++++ TASK INPUTS ++++

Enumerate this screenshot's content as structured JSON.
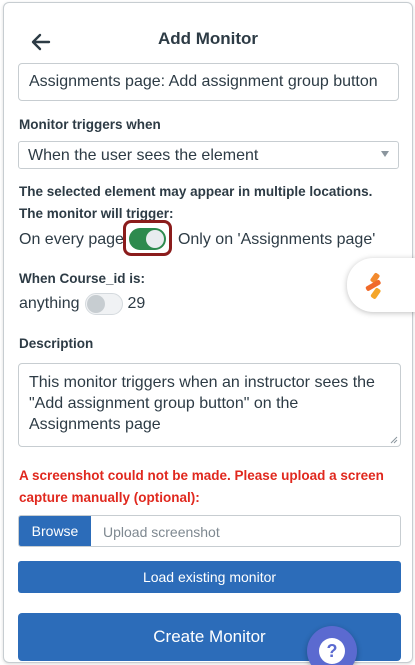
{
  "header": {
    "title": "Add Monitor"
  },
  "monitor_name": {
    "value": "Assignments page: Add assignment group button"
  },
  "triggers": {
    "label": "Monitor triggers when",
    "selected": "When the user sees the element"
  },
  "location": {
    "info_line1": "The selected element may appear in multiple locations.",
    "info_line2": "The monitor will trigger:",
    "left_option": "On every page",
    "right_option": "Only on 'Assignments page'",
    "toggle_on": true
  },
  "course": {
    "label": "When Course_id is:",
    "left_option": "anything",
    "right_option": "29",
    "toggle_on": false
  },
  "description": {
    "label": "Description",
    "value": "This monitor triggers when an instructor sees the \"Add assignment group button\" on the Assignments page"
  },
  "screenshot": {
    "error": "A screenshot could not be made. Please upload a screen capture manually (optional):",
    "browse_label": "Browse",
    "placeholder": "Upload screenshot"
  },
  "buttons": {
    "load": "Load existing monitor",
    "create": "Create Monitor"
  },
  "colors": {
    "primary": "#2c6cb9",
    "error": "#e0281e",
    "toggle_on": "#2d8a4e",
    "highlight": "#8b1c1c"
  }
}
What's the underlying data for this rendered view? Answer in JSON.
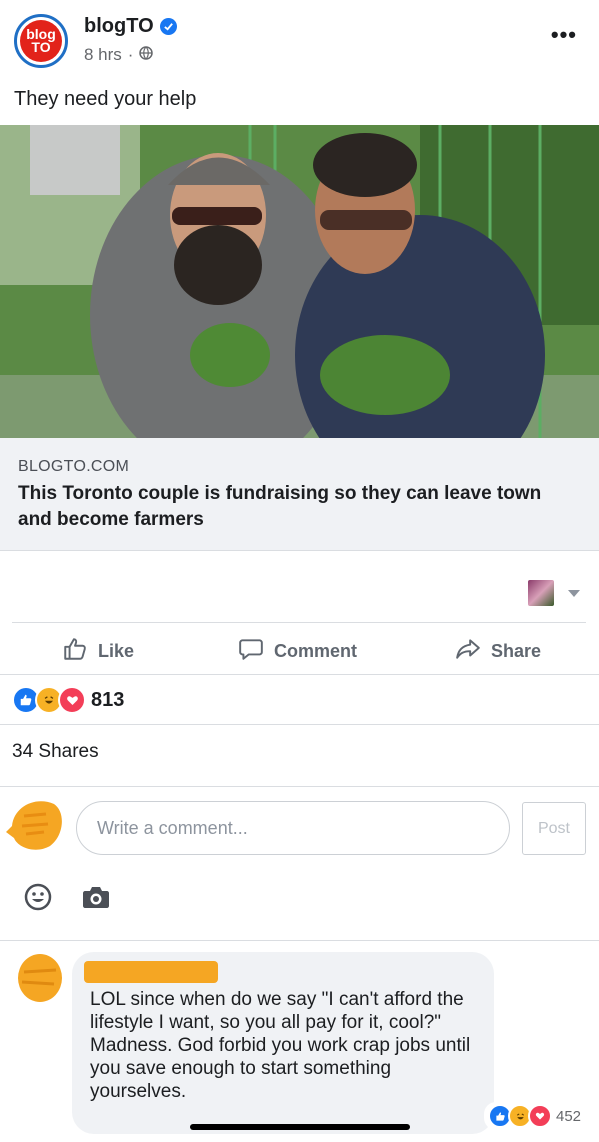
{
  "header": {
    "logo_line1": "blog",
    "logo_line2": "TO",
    "page_name": "blogTO",
    "time": "8 hrs",
    "separator": "·",
    "more_label": "•••"
  },
  "post": {
    "text": "They need your help"
  },
  "link_preview": {
    "domain": "BLOGTO.COM",
    "title": "This Toronto couple is fundraising so they can leave town and become farmers"
  },
  "actions": {
    "like": "Like",
    "comment": "Comment",
    "share": "Share"
  },
  "reactions": {
    "count": "813",
    "types": [
      "like-icon",
      "haha-icon",
      "love-icon"
    ]
  },
  "shares_text": "34 Shares",
  "composer": {
    "placeholder": "Write a comment...",
    "post_label": "Post"
  },
  "comment": {
    "text": "LOL since when do we say \"I can't afford the lifestyle I want, so you all pay for it, cool?\"\nMadness. God forbid you work crap jobs until you save enough to start something yourselves.",
    "reaction_count": "452"
  },
  "colors": {
    "accent": "#1877f2",
    "love": "#f33e58",
    "haha": "#f7b125",
    "redaction": "#f5a623"
  }
}
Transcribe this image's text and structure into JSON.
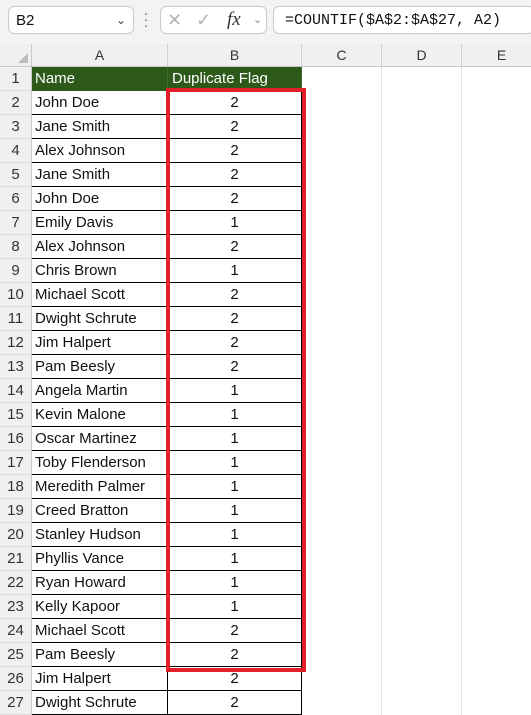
{
  "toolbar": {
    "name_box": "B2",
    "cancel_icon": "✕",
    "enter_icon": "✓",
    "fx_label": "fx",
    "formula": "=COUNTIF($A$2:$A$27, A2)"
  },
  "columns": [
    "A",
    "B",
    "C",
    "D",
    "E"
  ],
  "header": {
    "name": "Name",
    "flag": "Duplicate Flag"
  },
  "rows": [
    {
      "n": "2",
      "name": "John Doe",
      "flag": "2"
    },
    {
      "n": "3",
      "name": "Jane Smith",
      "flag": "2"
    },
    {
      "n": "4",
      "name": "Alex Johnson",
      "flag": "2"
    },
    {
      "n": "5",
      "name": "Jane Smith",
      "flag": "2"
    },
    {
      "n": "6",
      "name": "John Doe",
      "flag": "2"
    },
    {
      "n": "7",
      "name": "Emily Davis",
      "flag": "1"
    },
    {
      "n": "8",
      "name": "Alex Johnson",
      "flag": "2"
    },
    {
      "n": "9",
      "name": "Chris Brown",
      "flag": "1"
    },
    {
      "n": "10",
      "name": "Michael Scott",
      "flag": "2"
    },
    {
      "n": "11",
      "name": "Dwight Schrute",
      "flag": "2"
    },
    {
      "n": "12",
      "name": "Jim Halpert",
      "flag": "2"
    },
    {
      "n": "13",
      "name": "Pam Beesly",
      "flag": "2"
    },
    {
      "n": "14",
      "name": "Angela Martin",
      "flag": "1"
    },
    {
      "n": "15",
      "name": "Kevin Malone",
      "flag": "1"
    },
    {
      "n": "16",
      "name": "Oscar Martinez",
      "flag": "1"
    },
    {
      "n": "17",
      "name": "Toby Flenderson",
      "flag": "1"
    },
    {
      "n": "18",
      "name": "Meredith Palmer",
      "flag": "1"
    },
    {
      "n": "19",
      "name": "Creed Bratton",
      "flag": "1"
    },
    {
      "n": "20",
      "name": "Stanley Hudson",
      "flag": "1"
    },
    {
      "n": "21",
      "name": "Phyllis Vance",
      "flag": "1"
    },
    {
      "n": "22",
      "name": "Ryan Howard",
      "flag": "1"
    },
    {
      "n": "23",
      "name": "Kelly Kapoor",
      "flag": "1"
    },
    {
      "n": "24",
      "name": "Michael Scott",
      "flag": "2"
    },
    {
      "n": "25",
      "name": "Pam Beesly",
      "flag": "2"
    },
    {
      "n": "26",
      "name": "Jim Halpert",
      "flag": "2"
    },
    {
      "n": "27",
      "name": "Dwight Schrute",
      "flag": "2"
    }
  ],
  "colors": {
    "header_fill": "#2d5a1b",
    "highlight": "#e3202a"
  }
}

++++

● WHAT THE TASK REQUIRES:
Give the entries again word for word, but skip the pictures.

● RESULT OF THIS EXERCISE:
Enumerate this screenshot's content as structured JSON.
{
  "header": {
    "title": "Add Monitor"
  },
  "monitor_name": {
    "value": "Assignments page: Add assignment group button"
  },
  "triggers": {
    "label": "Monitor triggers when",
    "selected": "When the user sees the element"
  },
  "location": {
    "info_line1": "The selected element may appear in multiple locations.",
    "info_line2": "The monitor will trigger:",
    "left_option": "On every page",
    "right_option": "Only on 'Assignments page'",
    "toggle_on": true
  },
  "course": {
    "label": "When Course_id is:",
    "left_option": "anything",
    "right_option": "29",
    "toggle_on": false
  },
  "description": {
    "label": "Description",
    "value": "This monitor triggers when an instructor sees the \"Add assignment group button\" on the Assignments page"
  },
  "screenshot": {
    "error": "A screenshot could not be made. Please upload a screen capture manually (optional):",
    "browse_label": "Browse",
    "placeholder": "Upload screenshot"
  },
  "buttons": {
    "load": "Load existing monitor",
    "create": "Create Monitor"
  },
  "colors": {
    "primary": "#2c6cb9",
    "error": "#e0281e",
    "toggle_on": "#2d8a4e",
    "highlight": "#8b1c1c"
  }
}
What's the underlying data for this rendered view? Answer in JSON.
{
  "header": {
    "logo_line1": "blog",
    "logo_line2": "TO",
    "page_name": "blogTO",
    "time": "8 hrs",
    "separator": "·",
    "more_label": "•••"
  },
  "post": {
    "text": "They need your help"
  },
  "link_preview": {
    "domain": "BLOGTO.COM",
    "title": "This Toronto couple is fundraising so they can leave town and become farmers"
  },
  "actions": {
    "like": "Like",
    "comment": "Comment",
    "share": "Share"
  },
  "reactions": {
    "count": "813",
    "types": [
      "like-icon",
      "haha-icon",
      "love-icon"
    ]
  },
  "shares_text": "34 Shares",
  "composer": {
    "placeholder": "Write a comment...",
    "post_label": "Post"
  },
  "comment": {
    "text": "LOL since when do we say \"I can't afford the lifestyle I want, so you all pay for it, cool?\"\nMadness. God forbid you work crap jobs until you save enough to start something yourselves.",
    "reaction_count": "452"
  },
  "colors": {
    "accent": "#1877f2",
    "love": "#f33e58",
    "haha": "#f7b125",
    "redaction": "#f5a623"
  }
}
Transcribe this image's text and structure into JSON.
{
  "toolbar": {
    "name_box": "B2",
    "cancel_icon": "✕",
    "enter_icon": "✓",
    "fx_label": "fx",
    "formula": "=COUNTIF($A$2:$A$27, A2)"
  },
  "columns": [
    "A",
    "B",
    "C",
    "D",
    "E"
  ],
  "header": {
    "name": "Name",
    "flag": "Duplicate Flag"
  },
  "rows": [
    {
      "n": "2",
      "name": "John Doe",
      "flag": "2"
    },
    {
      "n": "3",
      "name": "Jane Smith",
      "flag": "2"
    },
    {
      "n": "4",
      "name": "Alex Johnson",
      "flag": "2"
    },
    {
      "n": "5",
      "name": "Jane Smith",
      "flag": "2"
    },
    {
      "n": "6",
      "name": "John Doe",
      "flag": "2"
    },
    {
      "n": "7",
      "name": "Emily Davis",
      "flag": "1"
    },
    {
      "n": "8",
      "name": "Alex Johnson",
      "flag": "2"
    },
    {
      "n": "9",
      "name": "Chris Brown",
      "flag": "1"
    },
    {
      "n": "10",
      "name": "Michael Scott",
      "flag": "2"
    },
    {
      "n": "11",
      "name": "Dwight Schrute",
      "flag": "2"
    },
    {
      "n": "12",
      "name": "Jim Halpert",
      "flag": "2"
    },
    {
      "n": "13",
      "name": "Pam Beesly",
      "flag": "2"
    },
    {
      "n": "14",
      "name": "Angela Martin",
      "flag": "1"
    },
    {
      "n": "15",
      "name": "Kevin Malone",
      "flag": "1"
    },
    {
      "n": "16",
      "name": "Oscar Martinez",
      "flag": "1"
    },
    {
      "n": "17",
      "name": "Toby Flenderson",
      "flag": "1"
    },
    {
      "n": "18",
      "name": "Meredith Palmer",
      "flag": "1"
    },
    {
      "n": "19",
      "name": "Creed Bratton",
      "flag": "1"
    },
    {
      "n": "20",
      "name": "Stanley Hudson",
      "flag": "1"
    },
    {
      "n": "21",
      "name": "Phyllis Vance",
      "flag": "1"
    },
    {
      "n": "22",
      "name": "Ryan Howard",
      "flag": "1"
    },
    {
      "n": "23",
      "name": "Kelly Kapoor",
      "flag": "1"
    },
    {
      "n": "24",
      "name": "Michael Scott",
      "flag": "2"
    },
    {
      "n": "25",
      "name": "Pam Beesly",
      "flag": "2"
    },
    {
      "n": "26",
      "name": "Jim Halpert",
      "flag": "2"
    },
    {
      "n": "27",
      "name": "Dwight Schrute",
      "flag": "2"
    }
  ],
  "colors": {
    "header_fill": "#2d5a1b",
    "highlight": "#e3202a"
  }
}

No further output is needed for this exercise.